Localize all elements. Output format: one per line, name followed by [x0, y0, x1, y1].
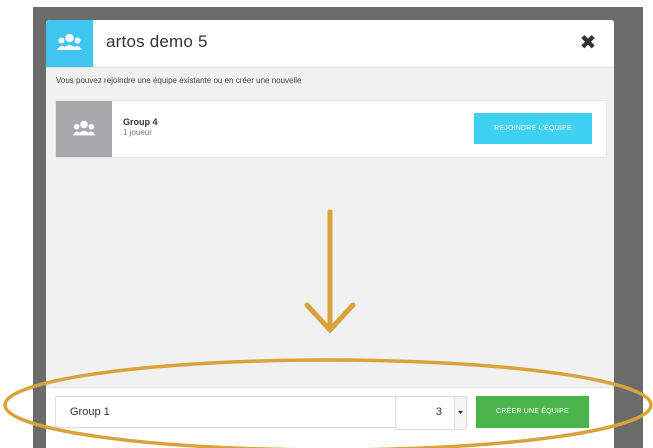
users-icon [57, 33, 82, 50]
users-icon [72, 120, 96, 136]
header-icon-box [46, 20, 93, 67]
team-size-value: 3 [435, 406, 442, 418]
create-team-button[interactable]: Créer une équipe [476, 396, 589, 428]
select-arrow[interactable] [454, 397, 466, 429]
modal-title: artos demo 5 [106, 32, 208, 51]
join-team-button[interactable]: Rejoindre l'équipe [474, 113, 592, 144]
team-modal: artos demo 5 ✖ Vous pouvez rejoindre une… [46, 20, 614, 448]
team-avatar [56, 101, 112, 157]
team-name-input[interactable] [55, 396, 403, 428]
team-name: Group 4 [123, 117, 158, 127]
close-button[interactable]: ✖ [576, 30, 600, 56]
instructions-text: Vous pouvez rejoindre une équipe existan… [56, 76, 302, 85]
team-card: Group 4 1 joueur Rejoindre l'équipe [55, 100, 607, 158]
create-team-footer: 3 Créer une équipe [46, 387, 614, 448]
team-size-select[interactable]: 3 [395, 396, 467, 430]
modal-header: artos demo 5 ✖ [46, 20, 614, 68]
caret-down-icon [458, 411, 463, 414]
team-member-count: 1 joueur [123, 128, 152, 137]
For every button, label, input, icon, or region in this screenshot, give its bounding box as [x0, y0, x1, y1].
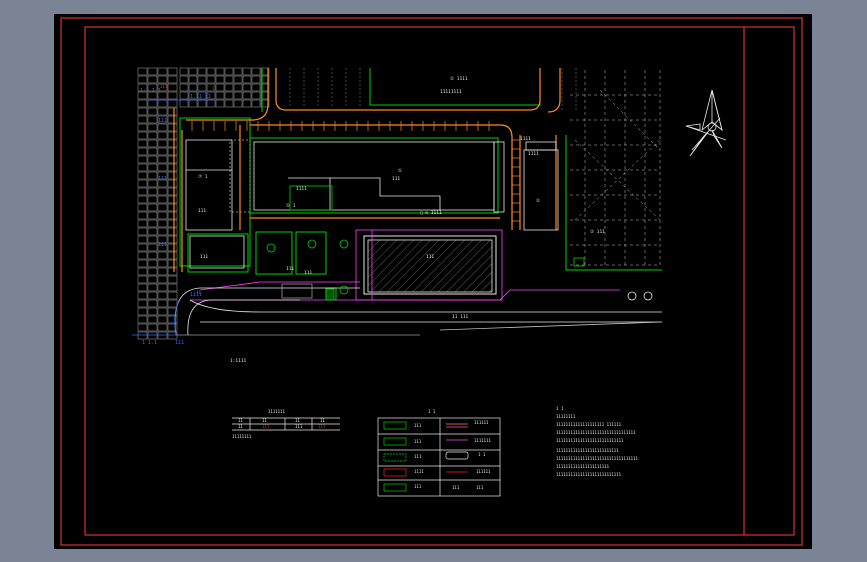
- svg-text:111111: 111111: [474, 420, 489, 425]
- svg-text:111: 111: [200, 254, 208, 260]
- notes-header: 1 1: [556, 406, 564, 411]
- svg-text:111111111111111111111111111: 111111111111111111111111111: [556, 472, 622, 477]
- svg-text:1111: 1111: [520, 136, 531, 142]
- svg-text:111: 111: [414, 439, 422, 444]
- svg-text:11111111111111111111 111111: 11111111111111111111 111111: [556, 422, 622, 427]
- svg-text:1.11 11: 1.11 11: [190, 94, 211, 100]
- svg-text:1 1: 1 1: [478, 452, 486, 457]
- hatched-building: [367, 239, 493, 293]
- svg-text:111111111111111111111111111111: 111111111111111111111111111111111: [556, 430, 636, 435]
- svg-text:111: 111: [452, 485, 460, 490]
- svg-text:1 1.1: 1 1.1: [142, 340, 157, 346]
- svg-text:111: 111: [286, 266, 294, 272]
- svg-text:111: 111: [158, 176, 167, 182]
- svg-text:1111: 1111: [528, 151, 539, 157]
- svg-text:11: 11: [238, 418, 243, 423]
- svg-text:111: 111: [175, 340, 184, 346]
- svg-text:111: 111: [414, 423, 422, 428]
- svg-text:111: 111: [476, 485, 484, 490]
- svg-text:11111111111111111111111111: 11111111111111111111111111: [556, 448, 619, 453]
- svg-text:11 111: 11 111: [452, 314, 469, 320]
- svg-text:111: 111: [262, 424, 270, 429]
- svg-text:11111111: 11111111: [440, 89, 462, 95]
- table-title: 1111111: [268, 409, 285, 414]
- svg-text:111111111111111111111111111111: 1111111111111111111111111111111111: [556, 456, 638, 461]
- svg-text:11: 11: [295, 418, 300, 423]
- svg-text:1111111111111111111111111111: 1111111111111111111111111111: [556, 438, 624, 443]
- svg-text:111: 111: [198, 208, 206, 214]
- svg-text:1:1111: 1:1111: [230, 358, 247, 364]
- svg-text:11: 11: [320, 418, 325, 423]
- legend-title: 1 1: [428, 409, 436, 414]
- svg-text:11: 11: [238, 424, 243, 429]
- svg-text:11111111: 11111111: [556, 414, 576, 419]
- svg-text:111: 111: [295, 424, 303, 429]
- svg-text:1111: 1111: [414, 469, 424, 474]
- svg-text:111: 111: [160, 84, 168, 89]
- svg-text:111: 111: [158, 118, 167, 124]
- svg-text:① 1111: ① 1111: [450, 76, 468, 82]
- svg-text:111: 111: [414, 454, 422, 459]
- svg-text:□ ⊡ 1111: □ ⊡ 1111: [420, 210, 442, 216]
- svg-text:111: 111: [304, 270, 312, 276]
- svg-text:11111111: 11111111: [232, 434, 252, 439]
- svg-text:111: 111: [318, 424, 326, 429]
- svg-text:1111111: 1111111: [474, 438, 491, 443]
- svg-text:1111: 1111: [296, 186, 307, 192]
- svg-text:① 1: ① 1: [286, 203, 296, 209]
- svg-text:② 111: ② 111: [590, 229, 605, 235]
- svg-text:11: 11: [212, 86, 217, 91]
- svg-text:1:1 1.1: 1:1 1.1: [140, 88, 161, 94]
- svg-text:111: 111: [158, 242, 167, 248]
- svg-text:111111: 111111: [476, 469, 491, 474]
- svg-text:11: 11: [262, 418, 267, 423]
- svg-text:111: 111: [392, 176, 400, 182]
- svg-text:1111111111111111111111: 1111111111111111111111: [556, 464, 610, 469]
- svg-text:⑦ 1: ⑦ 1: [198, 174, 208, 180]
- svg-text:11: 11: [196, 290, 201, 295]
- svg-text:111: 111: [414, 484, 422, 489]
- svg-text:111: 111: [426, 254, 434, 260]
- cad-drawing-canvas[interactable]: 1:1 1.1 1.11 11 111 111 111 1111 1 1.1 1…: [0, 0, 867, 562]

---

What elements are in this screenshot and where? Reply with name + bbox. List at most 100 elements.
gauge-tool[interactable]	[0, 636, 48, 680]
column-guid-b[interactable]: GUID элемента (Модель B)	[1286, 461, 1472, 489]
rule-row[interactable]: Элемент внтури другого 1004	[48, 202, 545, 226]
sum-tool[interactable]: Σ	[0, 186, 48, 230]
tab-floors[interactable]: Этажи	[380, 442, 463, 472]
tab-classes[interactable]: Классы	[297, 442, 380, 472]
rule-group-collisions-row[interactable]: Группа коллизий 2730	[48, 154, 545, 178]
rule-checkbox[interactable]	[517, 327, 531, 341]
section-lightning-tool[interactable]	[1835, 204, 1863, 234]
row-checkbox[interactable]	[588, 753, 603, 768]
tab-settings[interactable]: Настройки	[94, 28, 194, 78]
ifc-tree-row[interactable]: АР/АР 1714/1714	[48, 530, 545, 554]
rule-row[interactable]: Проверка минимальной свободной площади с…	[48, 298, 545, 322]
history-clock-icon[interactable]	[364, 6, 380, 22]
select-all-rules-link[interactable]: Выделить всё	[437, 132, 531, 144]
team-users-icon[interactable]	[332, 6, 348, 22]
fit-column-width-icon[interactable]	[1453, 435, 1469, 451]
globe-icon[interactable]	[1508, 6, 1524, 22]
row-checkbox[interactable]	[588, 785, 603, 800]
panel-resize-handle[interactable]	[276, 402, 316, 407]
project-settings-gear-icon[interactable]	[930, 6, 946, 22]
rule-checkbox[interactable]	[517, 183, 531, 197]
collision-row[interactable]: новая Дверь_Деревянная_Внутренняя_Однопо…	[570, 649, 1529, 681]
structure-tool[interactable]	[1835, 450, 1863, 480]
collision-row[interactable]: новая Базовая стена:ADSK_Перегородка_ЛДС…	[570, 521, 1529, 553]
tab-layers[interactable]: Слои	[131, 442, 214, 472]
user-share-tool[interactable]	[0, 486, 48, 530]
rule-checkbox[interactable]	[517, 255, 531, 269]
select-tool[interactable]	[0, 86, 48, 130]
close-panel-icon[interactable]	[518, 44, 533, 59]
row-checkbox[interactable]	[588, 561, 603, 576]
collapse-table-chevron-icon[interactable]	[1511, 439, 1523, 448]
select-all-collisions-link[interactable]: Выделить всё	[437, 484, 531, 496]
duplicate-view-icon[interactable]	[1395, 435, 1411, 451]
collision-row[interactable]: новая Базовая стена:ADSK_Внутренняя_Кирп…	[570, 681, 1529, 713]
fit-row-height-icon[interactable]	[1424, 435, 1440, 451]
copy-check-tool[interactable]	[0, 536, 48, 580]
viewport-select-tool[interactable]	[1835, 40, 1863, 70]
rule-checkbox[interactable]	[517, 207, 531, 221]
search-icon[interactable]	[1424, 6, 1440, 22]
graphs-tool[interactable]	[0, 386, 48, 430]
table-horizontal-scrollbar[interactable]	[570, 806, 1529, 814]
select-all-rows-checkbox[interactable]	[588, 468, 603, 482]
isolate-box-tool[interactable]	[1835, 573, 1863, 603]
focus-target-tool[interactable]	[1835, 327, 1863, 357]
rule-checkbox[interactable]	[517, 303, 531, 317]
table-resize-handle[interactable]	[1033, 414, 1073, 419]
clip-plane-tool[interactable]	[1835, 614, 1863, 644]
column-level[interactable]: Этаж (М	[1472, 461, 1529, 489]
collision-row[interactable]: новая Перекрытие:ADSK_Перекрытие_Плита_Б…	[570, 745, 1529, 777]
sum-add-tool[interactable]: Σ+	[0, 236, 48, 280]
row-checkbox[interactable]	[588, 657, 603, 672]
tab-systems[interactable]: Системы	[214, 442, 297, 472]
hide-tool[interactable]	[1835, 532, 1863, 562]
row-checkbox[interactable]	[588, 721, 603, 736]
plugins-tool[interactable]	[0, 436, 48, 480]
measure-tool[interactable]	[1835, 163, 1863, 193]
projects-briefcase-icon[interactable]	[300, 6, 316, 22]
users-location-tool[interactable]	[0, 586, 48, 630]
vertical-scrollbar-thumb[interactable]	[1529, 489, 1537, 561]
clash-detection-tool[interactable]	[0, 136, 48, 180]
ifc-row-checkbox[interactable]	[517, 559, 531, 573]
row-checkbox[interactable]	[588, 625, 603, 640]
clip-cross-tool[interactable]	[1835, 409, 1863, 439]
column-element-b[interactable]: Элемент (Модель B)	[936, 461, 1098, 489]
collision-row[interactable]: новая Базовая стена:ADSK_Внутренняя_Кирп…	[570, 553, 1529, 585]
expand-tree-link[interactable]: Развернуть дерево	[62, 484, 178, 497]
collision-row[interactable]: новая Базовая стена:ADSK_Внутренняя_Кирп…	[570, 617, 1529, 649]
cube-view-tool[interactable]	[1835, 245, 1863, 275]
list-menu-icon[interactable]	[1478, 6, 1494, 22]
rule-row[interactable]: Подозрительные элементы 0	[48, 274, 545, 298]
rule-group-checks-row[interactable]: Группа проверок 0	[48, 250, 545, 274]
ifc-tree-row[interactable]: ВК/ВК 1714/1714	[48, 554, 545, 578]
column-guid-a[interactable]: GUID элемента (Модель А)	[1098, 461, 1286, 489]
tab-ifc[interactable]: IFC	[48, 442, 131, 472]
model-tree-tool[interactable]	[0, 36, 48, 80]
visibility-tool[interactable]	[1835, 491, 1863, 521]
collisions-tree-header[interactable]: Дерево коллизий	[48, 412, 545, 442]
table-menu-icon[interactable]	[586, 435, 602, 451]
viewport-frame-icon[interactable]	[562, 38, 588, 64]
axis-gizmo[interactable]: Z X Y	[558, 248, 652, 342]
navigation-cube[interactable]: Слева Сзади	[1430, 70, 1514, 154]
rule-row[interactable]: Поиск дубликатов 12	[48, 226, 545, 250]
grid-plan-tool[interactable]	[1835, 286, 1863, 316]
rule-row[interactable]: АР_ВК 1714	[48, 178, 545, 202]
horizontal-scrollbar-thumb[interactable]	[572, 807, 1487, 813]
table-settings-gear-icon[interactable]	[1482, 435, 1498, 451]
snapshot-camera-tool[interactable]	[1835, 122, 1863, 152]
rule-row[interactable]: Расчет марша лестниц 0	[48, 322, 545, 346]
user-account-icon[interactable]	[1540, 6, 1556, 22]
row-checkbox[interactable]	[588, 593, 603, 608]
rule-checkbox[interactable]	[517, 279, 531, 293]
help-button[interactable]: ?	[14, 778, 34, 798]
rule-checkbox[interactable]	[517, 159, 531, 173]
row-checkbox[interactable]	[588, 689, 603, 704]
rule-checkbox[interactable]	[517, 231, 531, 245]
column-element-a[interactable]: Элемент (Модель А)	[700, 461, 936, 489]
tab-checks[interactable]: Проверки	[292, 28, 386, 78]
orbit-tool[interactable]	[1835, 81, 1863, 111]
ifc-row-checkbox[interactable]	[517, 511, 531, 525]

--

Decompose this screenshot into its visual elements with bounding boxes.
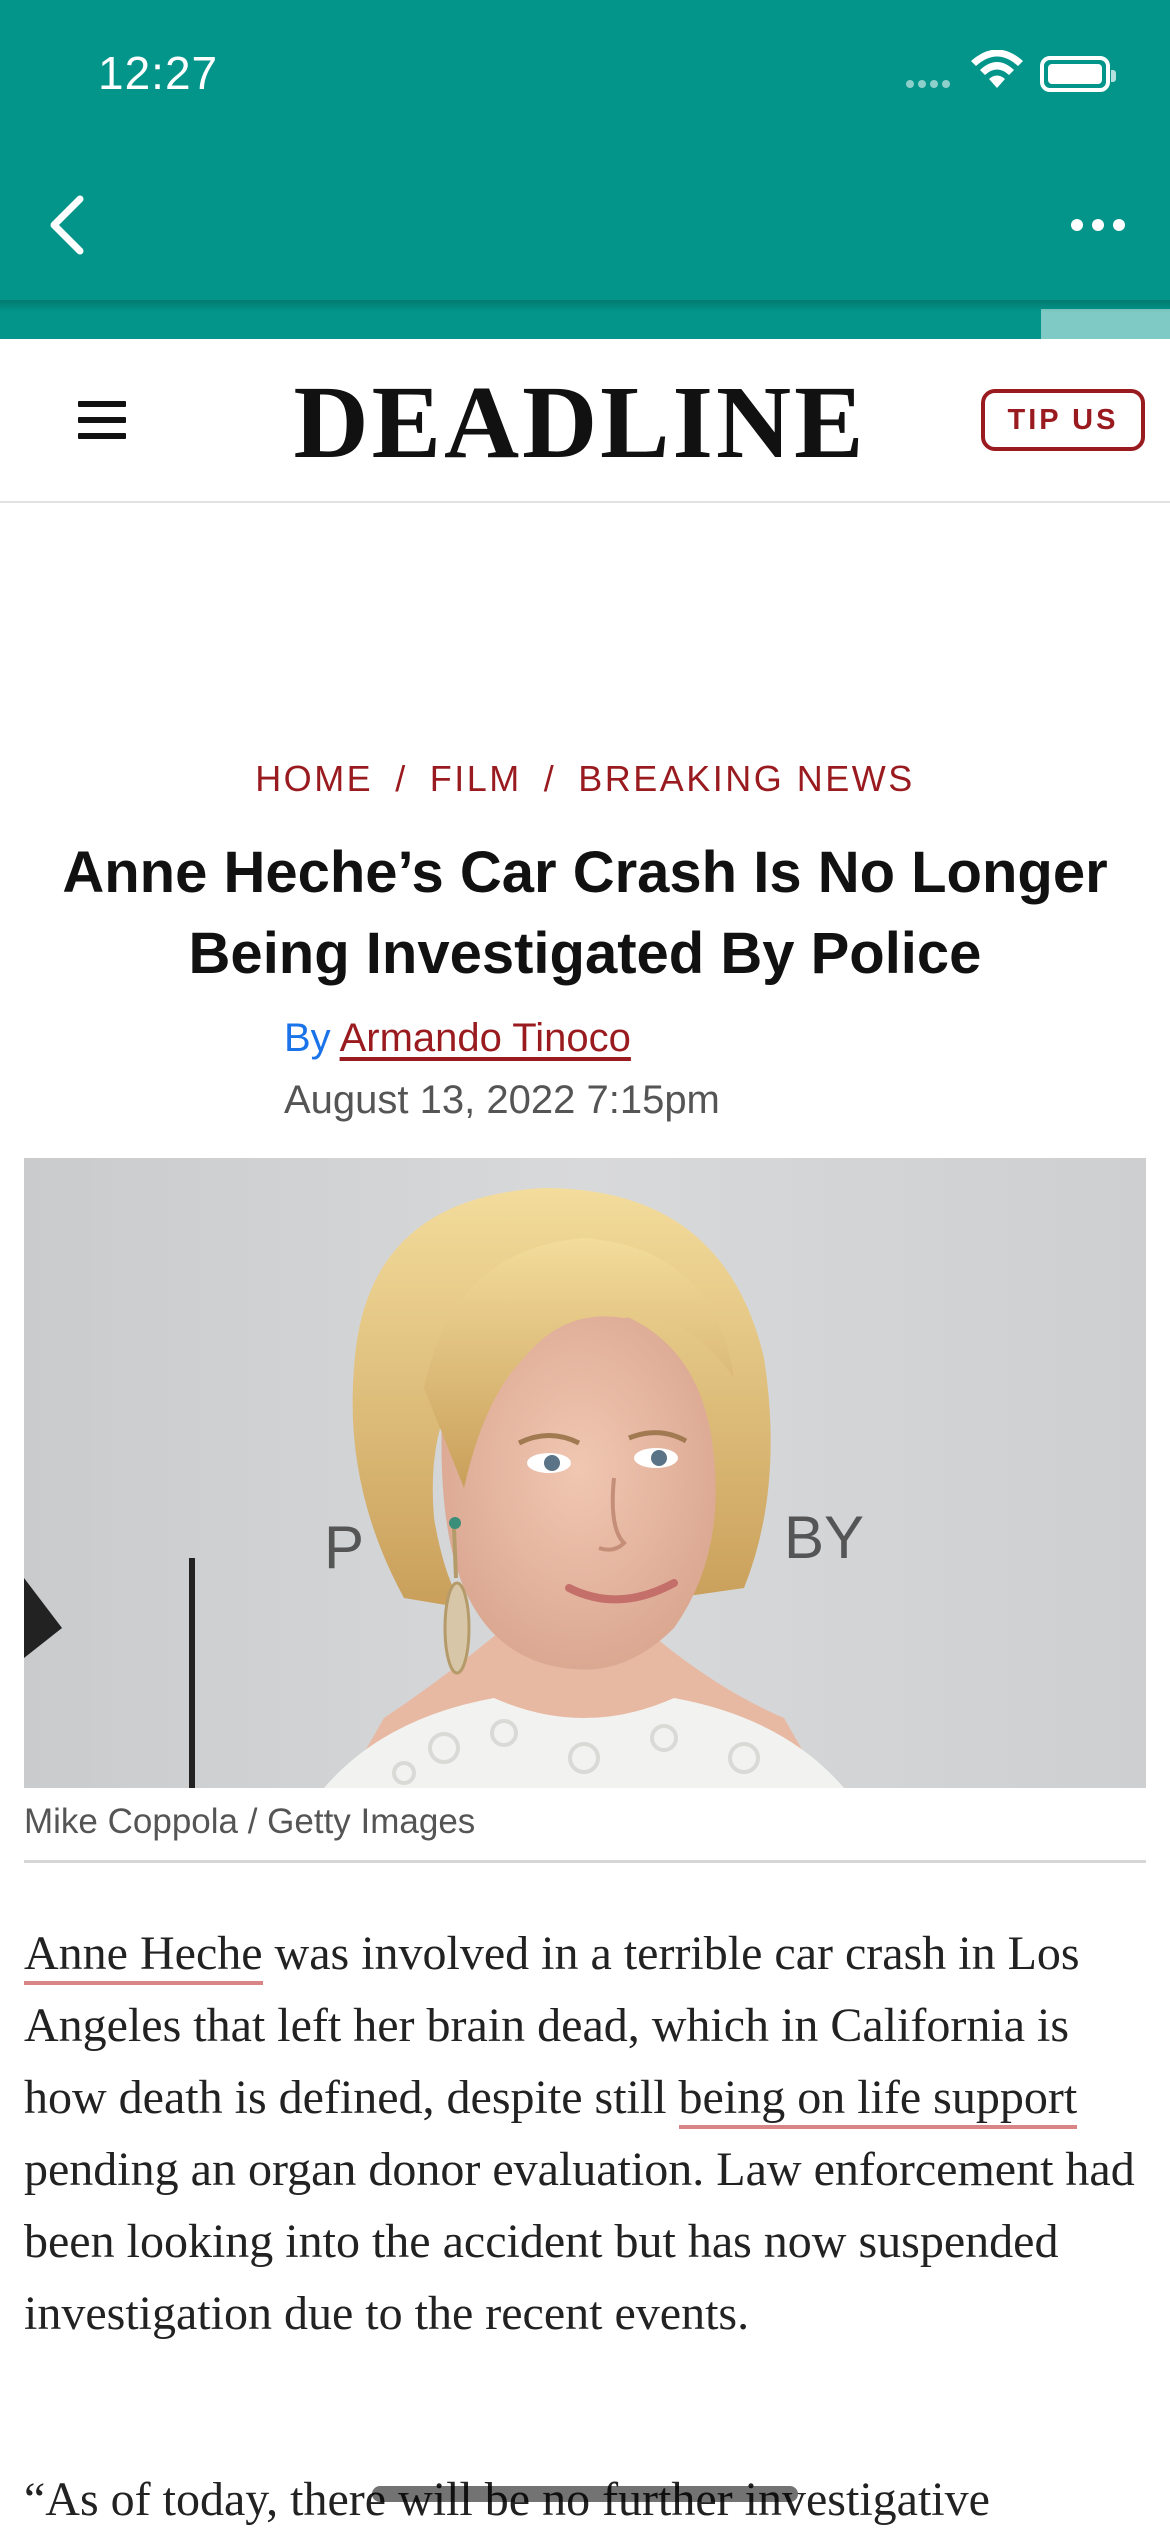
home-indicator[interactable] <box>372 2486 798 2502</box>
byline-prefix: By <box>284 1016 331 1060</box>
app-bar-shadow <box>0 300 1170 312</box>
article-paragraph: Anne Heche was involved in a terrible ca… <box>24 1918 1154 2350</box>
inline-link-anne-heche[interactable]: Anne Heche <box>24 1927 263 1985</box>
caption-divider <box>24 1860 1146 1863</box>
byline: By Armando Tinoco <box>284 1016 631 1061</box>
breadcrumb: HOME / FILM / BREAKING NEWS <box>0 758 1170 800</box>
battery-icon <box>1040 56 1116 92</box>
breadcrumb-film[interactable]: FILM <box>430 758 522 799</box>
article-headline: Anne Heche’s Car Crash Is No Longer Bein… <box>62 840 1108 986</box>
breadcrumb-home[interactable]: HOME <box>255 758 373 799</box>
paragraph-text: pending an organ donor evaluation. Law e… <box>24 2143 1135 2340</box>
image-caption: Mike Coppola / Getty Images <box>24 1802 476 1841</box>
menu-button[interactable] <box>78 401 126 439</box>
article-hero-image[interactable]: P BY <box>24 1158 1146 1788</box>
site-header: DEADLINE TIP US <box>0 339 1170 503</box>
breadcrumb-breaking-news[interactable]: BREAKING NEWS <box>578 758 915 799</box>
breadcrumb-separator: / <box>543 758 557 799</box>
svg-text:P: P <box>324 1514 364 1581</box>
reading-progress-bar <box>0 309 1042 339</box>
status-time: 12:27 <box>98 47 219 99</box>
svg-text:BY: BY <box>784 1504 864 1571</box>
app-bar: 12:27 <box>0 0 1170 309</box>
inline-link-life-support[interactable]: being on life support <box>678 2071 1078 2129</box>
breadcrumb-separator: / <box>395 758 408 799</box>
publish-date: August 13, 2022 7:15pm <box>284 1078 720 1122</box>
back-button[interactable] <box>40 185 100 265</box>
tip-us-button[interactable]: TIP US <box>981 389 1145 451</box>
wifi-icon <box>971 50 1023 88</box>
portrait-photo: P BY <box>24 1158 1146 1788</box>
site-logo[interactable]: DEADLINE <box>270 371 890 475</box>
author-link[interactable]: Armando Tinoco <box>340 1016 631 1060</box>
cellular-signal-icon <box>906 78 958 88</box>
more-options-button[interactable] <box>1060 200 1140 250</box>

» DESCRIPTION OF THE TASK: Can you retype the records above from the line with "Localize all elements." up to and including the line with "For every button, label, input, icon, or", leaving the pictures out?

» FULL OUTPUT:
Localize all elements. Output format: one per line, name followed by [x0, y0, x1, y1].
users-icon [57, 33, 82, 50]
users-icon [72, 120, 96, 136]
header-icon-box [46, 20, 93, 67]
team-size-value: 3 [435, 406, 442, 418]
create-team-button[interactable]: Créer une équipe [476, 396, 589, 428]
select-arrow[interactable] [454, 397, 466, 429]
modal-title: artos demo 5 [106, 32, 208, 51]
join-team-button[interactable]: Rejoindre l'équipe [474, 113, 592, 144]
team-modal: artos demo 5 ✖ Vous pouvez rejoindre une… [46, 20, 614, 448]
team-avatar [56, 101, 112, 157]
team-name-input[interactable] [55, 396, 403, 428]
team-name: Group 4 [123, 117, 158, 127]
close-button[interactable]: ✖ [576, 30, 600, 56]
instructions-text: Vous pouvez rejoindre une équipe existan… [56, 76, 302, 85]
team-card: Group 4 1 joueur Rejoindre l'équipe [55, 100, 607, 158]
create-team-footer: 3 Créer une équipe [46, 387, 614, 448]
team-size-select[interactable]: 3 [395, 396, 467, 430]
modal-header: artos demo 5 ✖ [46, 20, 614, 68]
caret-down-icon [458, 411, 463, 414]
team-member-count: 1 joueur [123, 128, 152, 137]
For every button, label, input, icon, or region in this screenshot, give its bounding box as [x0, y0, x1, y1].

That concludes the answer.